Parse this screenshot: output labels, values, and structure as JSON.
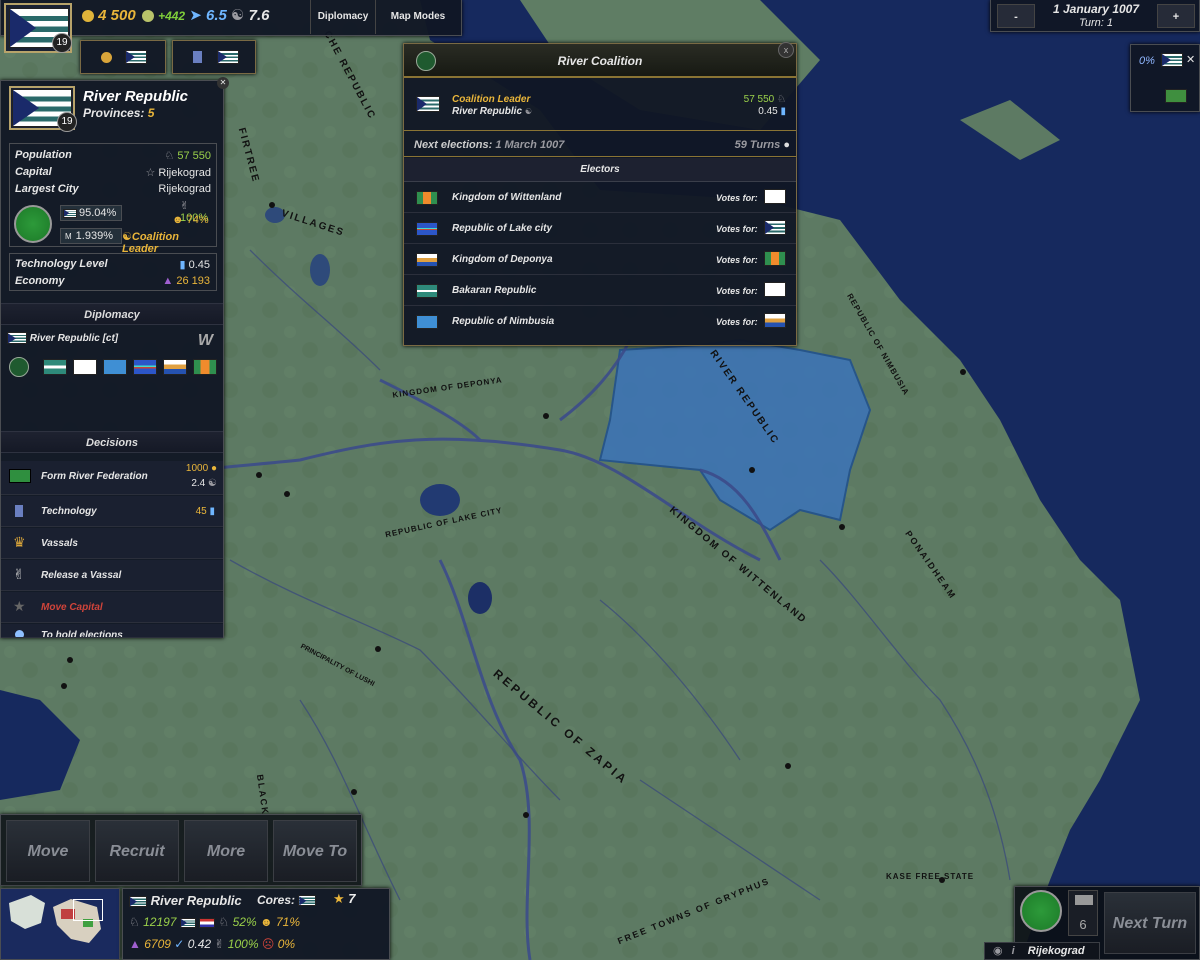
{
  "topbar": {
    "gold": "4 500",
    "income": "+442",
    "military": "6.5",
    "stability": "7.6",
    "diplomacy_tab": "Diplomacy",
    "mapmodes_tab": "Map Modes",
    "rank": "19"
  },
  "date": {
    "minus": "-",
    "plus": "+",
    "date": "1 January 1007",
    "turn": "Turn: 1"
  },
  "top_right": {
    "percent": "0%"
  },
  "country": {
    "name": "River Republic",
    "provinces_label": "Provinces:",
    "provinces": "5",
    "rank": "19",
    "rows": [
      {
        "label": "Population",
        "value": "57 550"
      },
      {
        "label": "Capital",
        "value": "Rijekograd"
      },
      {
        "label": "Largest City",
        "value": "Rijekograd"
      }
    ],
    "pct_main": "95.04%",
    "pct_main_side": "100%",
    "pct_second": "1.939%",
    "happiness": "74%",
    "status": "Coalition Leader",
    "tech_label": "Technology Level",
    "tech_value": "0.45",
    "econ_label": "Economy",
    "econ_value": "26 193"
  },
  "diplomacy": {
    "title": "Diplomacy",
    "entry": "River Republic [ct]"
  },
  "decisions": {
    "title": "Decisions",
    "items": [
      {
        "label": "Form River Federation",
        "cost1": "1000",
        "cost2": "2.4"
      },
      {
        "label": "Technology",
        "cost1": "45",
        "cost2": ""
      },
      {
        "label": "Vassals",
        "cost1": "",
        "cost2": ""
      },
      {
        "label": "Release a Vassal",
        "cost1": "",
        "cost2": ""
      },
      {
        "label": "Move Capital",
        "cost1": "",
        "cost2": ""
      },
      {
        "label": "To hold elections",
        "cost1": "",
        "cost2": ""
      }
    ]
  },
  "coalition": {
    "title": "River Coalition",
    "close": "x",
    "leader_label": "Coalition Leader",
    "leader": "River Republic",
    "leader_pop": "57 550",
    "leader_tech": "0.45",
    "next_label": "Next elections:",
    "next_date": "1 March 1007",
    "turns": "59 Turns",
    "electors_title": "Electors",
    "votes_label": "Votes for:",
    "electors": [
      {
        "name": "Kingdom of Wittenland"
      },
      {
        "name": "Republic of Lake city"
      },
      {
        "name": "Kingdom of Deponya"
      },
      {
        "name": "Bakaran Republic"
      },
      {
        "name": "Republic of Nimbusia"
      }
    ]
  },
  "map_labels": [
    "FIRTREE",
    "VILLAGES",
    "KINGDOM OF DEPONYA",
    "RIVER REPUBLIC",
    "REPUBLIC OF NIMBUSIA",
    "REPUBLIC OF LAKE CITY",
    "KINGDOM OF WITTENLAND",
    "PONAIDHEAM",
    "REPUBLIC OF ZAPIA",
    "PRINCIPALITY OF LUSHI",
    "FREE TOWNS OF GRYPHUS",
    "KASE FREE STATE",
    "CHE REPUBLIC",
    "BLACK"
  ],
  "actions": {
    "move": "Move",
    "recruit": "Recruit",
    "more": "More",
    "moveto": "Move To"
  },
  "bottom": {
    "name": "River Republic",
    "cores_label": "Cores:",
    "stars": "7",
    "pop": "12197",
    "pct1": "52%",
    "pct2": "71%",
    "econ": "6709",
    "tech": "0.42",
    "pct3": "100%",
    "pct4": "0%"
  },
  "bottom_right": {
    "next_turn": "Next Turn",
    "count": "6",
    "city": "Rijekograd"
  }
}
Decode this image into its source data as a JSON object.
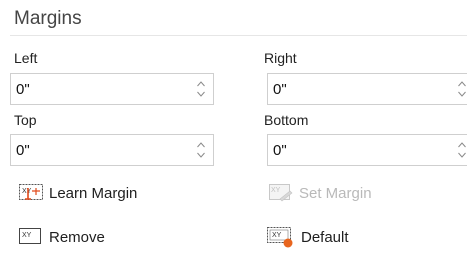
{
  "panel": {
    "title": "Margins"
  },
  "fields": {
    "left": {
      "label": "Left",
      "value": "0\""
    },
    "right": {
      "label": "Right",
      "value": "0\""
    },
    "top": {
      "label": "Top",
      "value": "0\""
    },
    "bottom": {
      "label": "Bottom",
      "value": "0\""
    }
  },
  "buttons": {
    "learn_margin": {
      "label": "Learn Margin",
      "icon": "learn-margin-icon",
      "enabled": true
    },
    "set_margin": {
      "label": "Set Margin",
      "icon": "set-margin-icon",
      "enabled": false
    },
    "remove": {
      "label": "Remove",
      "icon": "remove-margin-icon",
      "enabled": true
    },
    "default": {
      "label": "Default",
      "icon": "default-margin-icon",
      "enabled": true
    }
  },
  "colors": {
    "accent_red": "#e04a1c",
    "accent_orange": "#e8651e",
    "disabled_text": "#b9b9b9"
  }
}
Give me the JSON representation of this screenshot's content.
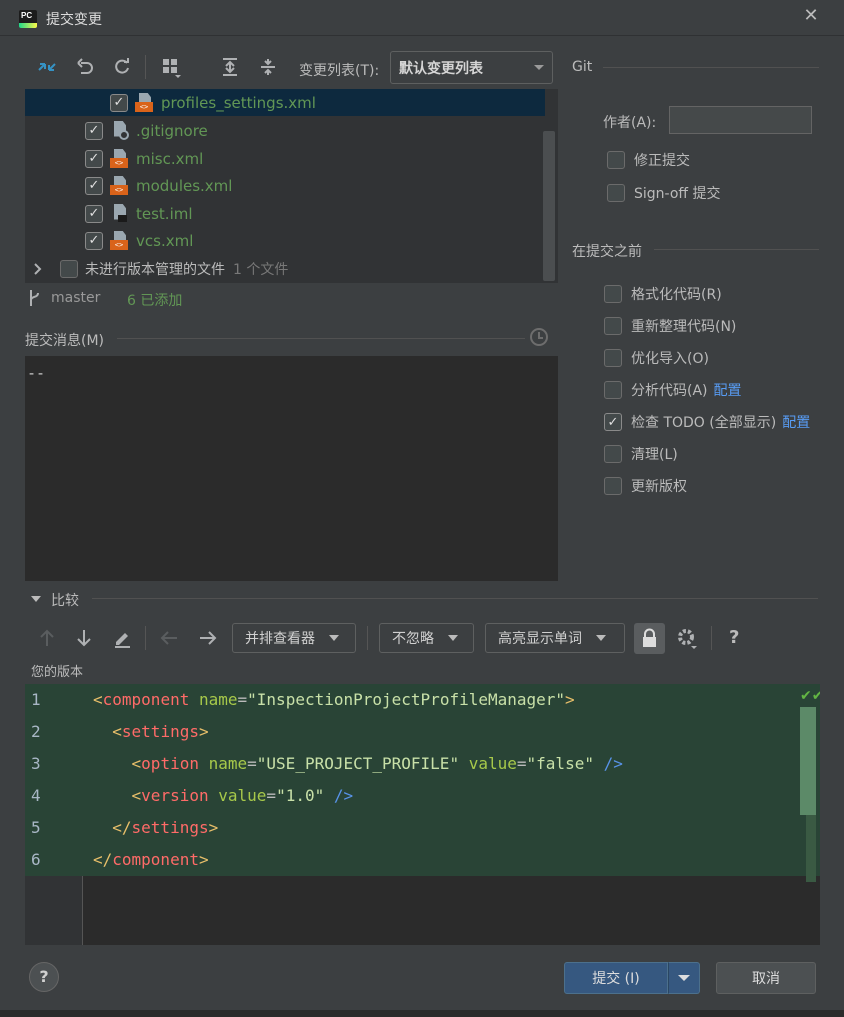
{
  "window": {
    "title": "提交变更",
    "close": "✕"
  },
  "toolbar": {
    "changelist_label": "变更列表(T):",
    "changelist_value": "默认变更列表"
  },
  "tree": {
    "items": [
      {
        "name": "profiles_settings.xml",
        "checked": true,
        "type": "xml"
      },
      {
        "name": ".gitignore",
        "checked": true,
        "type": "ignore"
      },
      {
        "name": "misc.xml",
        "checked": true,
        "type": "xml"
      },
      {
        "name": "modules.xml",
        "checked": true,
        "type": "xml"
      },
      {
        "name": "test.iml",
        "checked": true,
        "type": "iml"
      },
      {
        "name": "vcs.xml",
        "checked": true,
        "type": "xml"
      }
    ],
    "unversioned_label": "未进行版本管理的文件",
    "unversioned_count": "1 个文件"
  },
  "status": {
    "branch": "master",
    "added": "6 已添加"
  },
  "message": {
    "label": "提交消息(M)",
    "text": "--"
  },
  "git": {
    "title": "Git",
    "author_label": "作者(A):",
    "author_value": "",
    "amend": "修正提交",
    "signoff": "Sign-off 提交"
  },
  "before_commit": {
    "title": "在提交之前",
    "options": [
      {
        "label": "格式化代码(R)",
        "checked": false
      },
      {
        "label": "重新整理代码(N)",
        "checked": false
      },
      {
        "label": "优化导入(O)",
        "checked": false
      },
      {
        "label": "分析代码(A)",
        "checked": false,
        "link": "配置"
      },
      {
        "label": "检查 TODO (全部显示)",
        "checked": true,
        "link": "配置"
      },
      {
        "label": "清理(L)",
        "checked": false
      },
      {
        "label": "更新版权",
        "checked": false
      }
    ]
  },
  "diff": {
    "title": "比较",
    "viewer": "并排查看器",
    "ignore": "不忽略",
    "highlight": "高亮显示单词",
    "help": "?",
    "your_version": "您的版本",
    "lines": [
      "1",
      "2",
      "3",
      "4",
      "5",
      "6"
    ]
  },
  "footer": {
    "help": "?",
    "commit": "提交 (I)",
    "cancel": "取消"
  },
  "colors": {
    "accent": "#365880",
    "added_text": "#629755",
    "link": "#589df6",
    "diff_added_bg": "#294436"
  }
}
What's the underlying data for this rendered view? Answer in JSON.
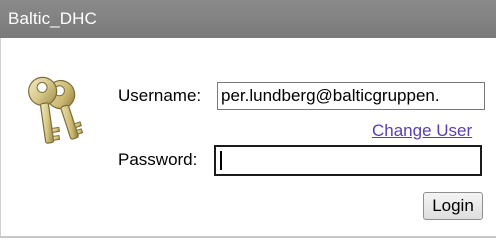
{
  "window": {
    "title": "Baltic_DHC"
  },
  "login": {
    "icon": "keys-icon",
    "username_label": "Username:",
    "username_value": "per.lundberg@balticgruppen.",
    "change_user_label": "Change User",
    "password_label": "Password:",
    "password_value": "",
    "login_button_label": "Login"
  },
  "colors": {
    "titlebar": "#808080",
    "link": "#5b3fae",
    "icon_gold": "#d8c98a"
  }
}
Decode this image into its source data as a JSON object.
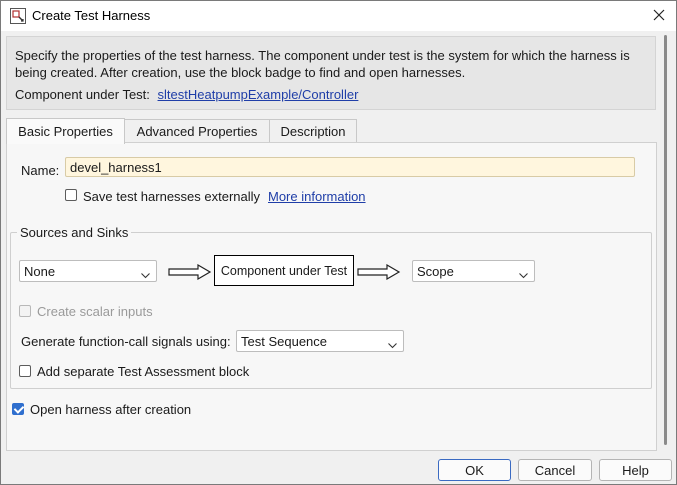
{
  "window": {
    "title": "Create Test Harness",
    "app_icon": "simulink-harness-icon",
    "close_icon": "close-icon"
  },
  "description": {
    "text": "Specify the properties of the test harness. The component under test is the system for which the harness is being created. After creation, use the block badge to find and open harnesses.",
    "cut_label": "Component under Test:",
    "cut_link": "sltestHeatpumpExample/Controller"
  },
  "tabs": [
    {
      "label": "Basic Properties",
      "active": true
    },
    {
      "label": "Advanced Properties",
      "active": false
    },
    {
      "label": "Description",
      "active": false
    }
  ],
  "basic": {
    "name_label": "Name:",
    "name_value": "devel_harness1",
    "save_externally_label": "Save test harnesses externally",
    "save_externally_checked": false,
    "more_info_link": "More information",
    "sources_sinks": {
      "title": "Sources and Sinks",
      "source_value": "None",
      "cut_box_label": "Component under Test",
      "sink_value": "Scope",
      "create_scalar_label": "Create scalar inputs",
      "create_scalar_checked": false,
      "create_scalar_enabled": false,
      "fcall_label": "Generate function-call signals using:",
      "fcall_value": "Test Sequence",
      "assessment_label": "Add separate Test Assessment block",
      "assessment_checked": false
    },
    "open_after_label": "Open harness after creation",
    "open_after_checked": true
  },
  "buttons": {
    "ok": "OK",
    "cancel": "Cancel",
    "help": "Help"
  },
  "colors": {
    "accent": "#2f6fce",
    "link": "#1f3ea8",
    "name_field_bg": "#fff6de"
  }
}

────────────────────

**To be done**. From the material above, gather all lines that include the string "elections" and copy them.

**Reply**.
        "label": "To hold elections",
    "next_label": "Next elections:",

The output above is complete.